* begin Material for this task *
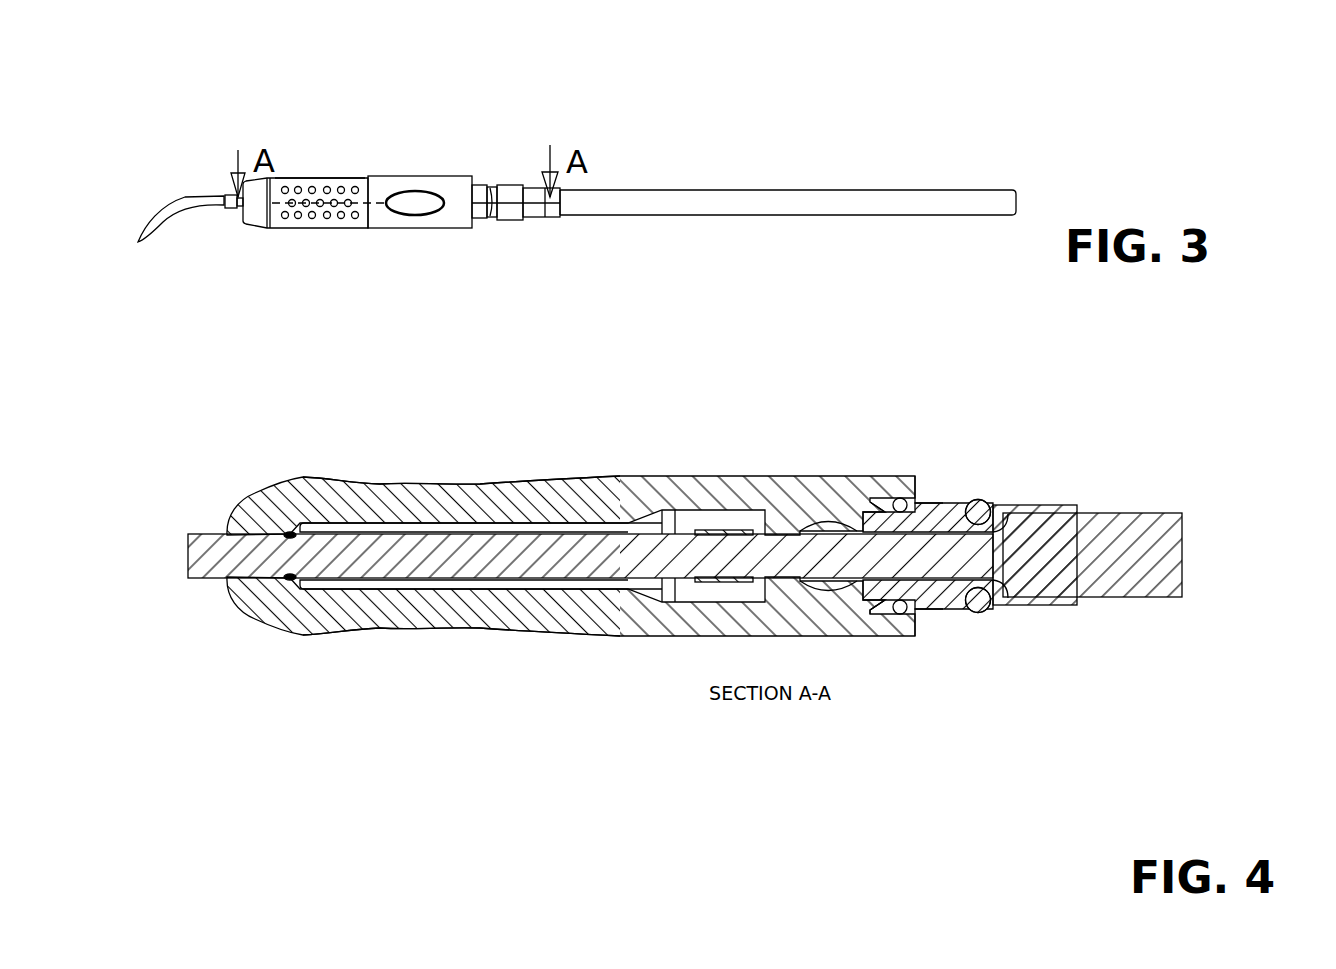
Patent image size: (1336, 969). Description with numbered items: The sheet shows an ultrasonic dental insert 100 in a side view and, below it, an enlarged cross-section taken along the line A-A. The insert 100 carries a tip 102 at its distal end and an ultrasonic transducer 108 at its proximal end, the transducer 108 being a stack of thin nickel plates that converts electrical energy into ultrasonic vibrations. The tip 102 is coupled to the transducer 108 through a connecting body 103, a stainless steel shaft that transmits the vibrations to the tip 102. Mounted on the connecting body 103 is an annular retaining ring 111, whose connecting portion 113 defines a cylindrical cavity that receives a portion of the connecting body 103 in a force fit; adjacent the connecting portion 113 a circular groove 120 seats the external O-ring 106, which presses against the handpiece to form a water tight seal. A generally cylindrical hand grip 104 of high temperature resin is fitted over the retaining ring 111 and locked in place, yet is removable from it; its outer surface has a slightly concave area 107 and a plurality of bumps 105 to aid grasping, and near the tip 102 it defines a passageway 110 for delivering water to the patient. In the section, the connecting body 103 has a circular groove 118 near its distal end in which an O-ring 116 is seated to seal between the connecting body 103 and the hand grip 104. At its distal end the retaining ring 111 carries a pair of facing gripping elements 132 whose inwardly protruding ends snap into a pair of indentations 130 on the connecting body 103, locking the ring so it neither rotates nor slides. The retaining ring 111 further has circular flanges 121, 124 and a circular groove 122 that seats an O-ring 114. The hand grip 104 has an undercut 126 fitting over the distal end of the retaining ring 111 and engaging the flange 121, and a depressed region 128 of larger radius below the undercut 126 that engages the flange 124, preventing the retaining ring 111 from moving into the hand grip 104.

In FIG. 3, the ultrasonic dental insert 100 is at (723, 123).
In FIG. 3, the tip 102 is at (172, 193).
In FIG. 3, the connecting body 103 is at (550, 218).
In FIG. 4, the connecting body 103 is at (1127, 583).
In FIG. 3, the hand grip 104 is at (378, 177).
In FIG. 4, the hand grip 104 is at (617, 476).
In FIG. 3, the bumps 105 is at (317, 229).
In FIG. 4, the bumps 105 is at (415, 483).
In FIG. 3, the O-ring 106 is at (491, 222).
In FIG. 4, the O-ring 106 is at (979, 500).
In FIG. 3, the slightly concave area 107 is at (316, 177).
In FIG. 4, the slightly concave area 107 is at (440, 634).
In FIG. 3, the ultrasonic transducer 108 is at (800, 191).
In FIG. 3, the passageway 110 is at (240, 210).
In FIG. 3, the retaining ring 111 is at (483, 185).
In FIG. 4, the retaining ring 111 is at (937, 609).
In FIG. 3, the connecting portion 113 is at (513, 187).
In FIG. 4, the connecting portion 113 is at (1047, 504).
In FIG. 4, the O-ring 114 is at (910, 502).
In FIG. 4, the O-ring 116 is at (290, 580).
In FIG. 4, the circular groove 118 is at (290, 533).
In FIG. 4, the circular groove 120 is at (1032, 605).
In FIG. 4, the circular flange 121 is at (893, 612).
In FIG. 4, the circular groove 122 is at (882, 616).
In FIG. 4, the circular flange 124 is at (920, 498).
In FIG. 4, the undercut 126 is at (892, 498).
In FIG. 4, the depressed region 128 is at (916, 498).
In FIG. 4, the indentations 130 is at (763, 577).
In FIG. 4, the gripping elements 132 is at (783, 510).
* end Material for this task *
Copy every entry above word for word, leaving out the pictures.

Patent image size: (1336, 969). Description with numbered items: The sheet shows an ultrasonic dental insert 100 in a side view and, below it, an enlarged cross-section taken along the line A-A. The insert 100 carries a tip 102 at its distal end and an ultrasonic transducer 108 at its proximal end, the transducer 108 being a stack of thin nickel plates that converts electrical energy into ultrasonic vibrations. The tip 102 is coupled to the transducer 108 through a connecting body 103, a stainless steel shaft that transmits the vibrations to the tip 102. Mounted on the connecting body 103 is an annular retaining ring 111, whose connecting portion 113 defines a cylindrical cavity that receives a portion of the connecting body 103 in a force fit; adjacent the connecting portion 113 a circular groove 120 seats the external O-ring 106, which presses against the handpiece to form a water tight seal. A generally cylindrical hand grip 104 of high temperature resin is fitted over the retaining ring 111 and locked in place, yet is removable from it; its outer surface has a slightly concave area 107 and a plurality of bumps 105 to aid grasping, and near the tip 102 it defines a passageway 110 for delivering water to the patient. In the section, the connecting body 103 has a circular groove 118 near its distal end in which an O-ring 116 is seated to seal between the connecting body 103 and the hand grip 104. At its distal end the retaining ring 111 carries a pair of facing gripping elements 132 whose inwardly protruding ends snap into a pair of indentations 130 on the connecting body 103, locking the ring so it neither rotates nor slides. The retaining ring 111 further has circular flanges 121, 124 and a circular groove 122 that seats an O-ring 114. The hand grip 104 has an undercut 126 fitting over the distal end of the retaining ring 111 and engaging the flange 121, and a depressed region 128 of larger radius below the undercut 126 that engages the flange 124, preventing the retaining ring 111 from moving into the hand grip 104.

In FIG. 3, the ultrasonic dental insert 100 is at (723, 123).
In FIG. 3, the tip 102 is at (172, 193).
In FIG. 3, the connecting body 103 is at (550, 218).
In FIG. 4, the connecting body 103 is at (1127, 583).
In FIG. 3, the hand grip 104 is at (378, 177).
In FIG. 4, the hand grip 104 is at (617, 476).
In FIG. 3, the bumps 105 is at (317, 229).
In FIG. 4, the bumps 105 is at (415, 483).
In FIG. 3, the O-ring 106 is at (491, 222).
In FIG. 4, the O-ring 106 is at (979, 500).
In FIG. 3, the slightly concave area 107 is at (316, 177).
In FIG. 4, the slightly concave area 107 is at (440, 634).
In FIG. 3, the ultrasonic transducer 108 is at (800, 191).
In FIG. 3, the passageway 110 is at (240, 210).
In FIG. 3, the retaining ring 111 is at (483, 185).
In FIG. 4, the retaining ring 111 is at (937, 609).
In FIG. 3, the connecting portion 113 is at (513, 187).
In FIG. 4, the connecting portion 113 is at (1047, 504).
In FIG. 4, the O-ring 114 is at (910, 502).
In FIG. 4, the O-ring 116 is at (290, 580).
In FIG. 4, the circular groove 118 is at (290, 533).
In FIG. 4, the circular groove 120 is at (1032, 605).
In FIG. 4, the circular flange 121 is at (893, 612).
In FIG. 4, the circular groove 122 is at (882, 616).
In FIG. 4, the circular flange 124 is at (920, 498).
In FIG. 4, the undercut 126 is at (892, 498).
In FIG. 4, the depressed region 128 is at (916, 498).
In FIG. 4, the indentations 130 is at (763, 577).
In FIG. 4, the gripping elements 132 is at (783, 510).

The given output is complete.